___ Stored rows ___

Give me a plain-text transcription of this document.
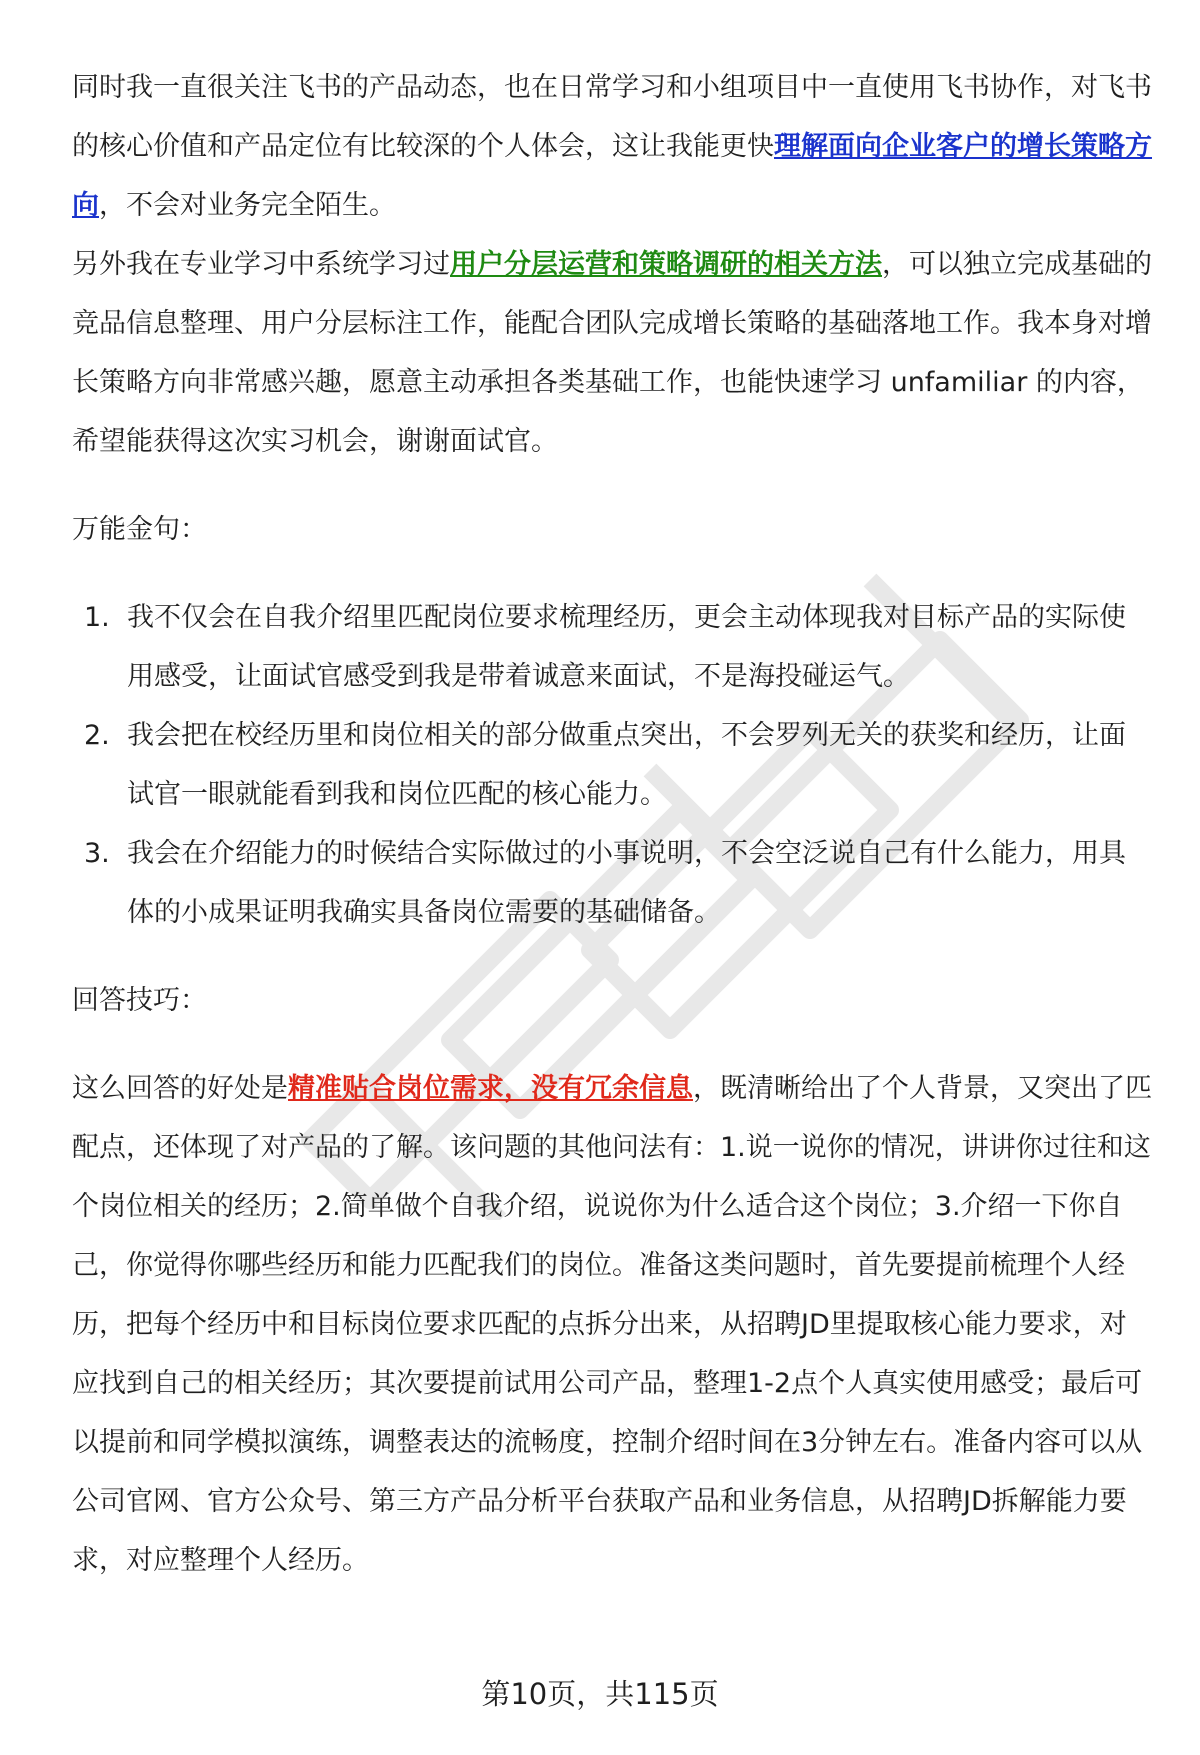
同时我一直很关注飞书的产品动态，也在日常学习和小组项目中一直使用飞书协作，对飞书的核心价值和产品定位有比较深的个人体会，这让我能更快理解面向企业客户的增长策略方向，不会对业务完全陌生。

另外我在专业学习中系统学习过用户分层运营和策略调研的相关方法，可以独立完成基础的竞品信息整理、用户分层标注工作，能配合团队完成增长策略的基础落地工作。我本身对增长策略方向非常感兴趣，愿意主动承担各类基础工作，也能快速学习 unfamiliar 的内容，希望能获得这次实习机会，谢谢面试官。

万能金句：

1. 我不仅会在自我介绍里匹配岗位要求梳理经历，更会主动体现我对目标产品的实际使用感受，让面试官感受到我是带着诚意来面试，不是海投碰运气。
2. 我会把在校经历里和岗位相关的部分做重点突出，不会罗列无关的获奖和经历，让面试官一眼就能看到我和岗位匹配的核心能力。
3. 我会在介绍能力的时候结合实际做过的小事说明，不会空泛说自己有什么能力，用具体的小成果证明我确实具备岗位需要的基础储备。

回答技巧：

这么回答的好处是精准贴合岗位需求，没有冗余信息，既清晰给出了个人背景，又突出了匹配点，还体现了对产品的了解。该问题的其他问法有：1.说一说你的情况，讲讲你过往和这个岗位相关的经历；2.简单做个自我介绍，说说你为什么适合这个岗位；3.介绍一下你自己，你觉得你哪些经历和能力匹配我们的岗位。准备这类问题时，首先要提前梳理个人经历，把每个经历中和目标岗位要求匹配的点拆分出来，从招聘JD里提取核心能力要求，对应找到自己的相关经历；其次要提前试用公司产品，整理1-2点个人真实使用感受；最后可以提前和同学模拟演练，调整表达的流畅度，控制介绍时间在3分钟左右。准备内容可以从公司官网、官方公众号、第三方产品分析平台获取产品和业务信息，从招聘JD拆解能力要求，对应整理个人经历。

第10页，共115页
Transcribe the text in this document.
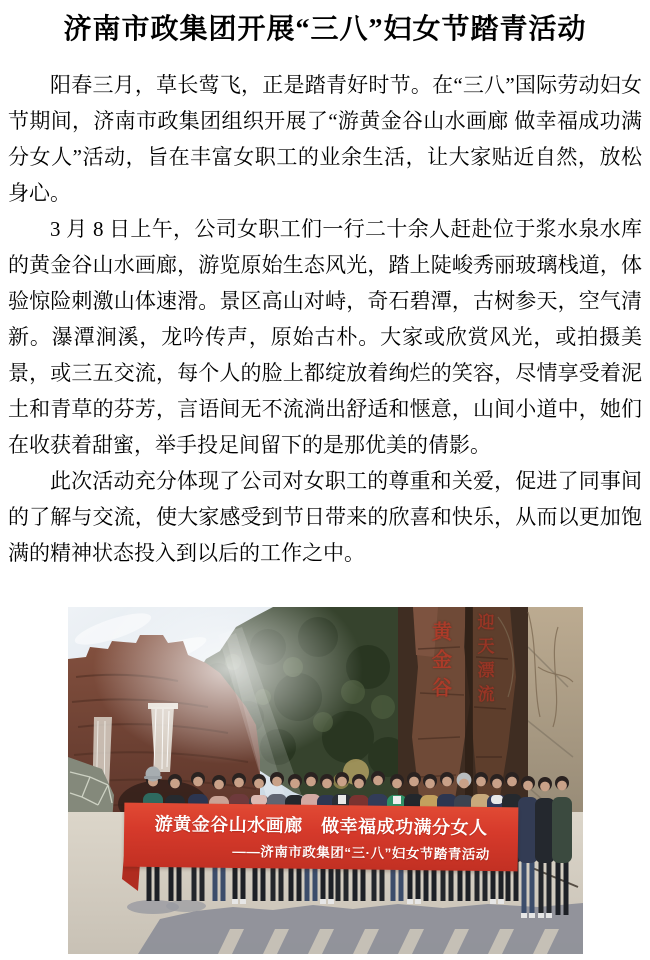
济南市政集团开展“三八”妇女节踏青活动

阳春三月，草长莺飞，正是踏青好时节。在“三八”国际劳动妇女节期间，济南市政集团组织开展了“游黄金谷山水画廊 做幸福成功满分女人”活动，旨在丰富女职工的业余生活，让大家贴近自然，放松身心。

3 月 8 日上午，公司女职工们一行二十余人赶赴位于浆水泉水库的黄金谷山水画廊，游览原始生态风光，踏上陡峻秀丽玻璃栈道，体验惊险刺激山体速滑。景区高山对峙，奇石碧潭，古树参天，空气清新。瀑潭涧溪，龙吟传声，原始古朴。大家或欣赏风光，或拍摄美景，或三五交流，每个人的脸上都绽放着绚烂的笑容，尽情享受着泥土和青草的芬芳，言语间无不流淌出舒适和惬意，山间小道中，她们在收获着甜蜜，举手投足间留下的是那优美的倩影。

此次活动充分体现了公司对女职工的尊重和关爱，促进了同事间的了解与交流，使大家感受到节日带来的欣喜和快乐，从而以更加饱满的精神状态投入到以后的工作之中。

游黄金谷山水画廊　做幸福成功满分女人
——济南市政集团“三·八”妇女节踏青活动
黄金谷 迎天漂流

___

*Objective*. Find every line in the entries that includes the word "this", then state how many there are and nothing else.

*Output below*. 2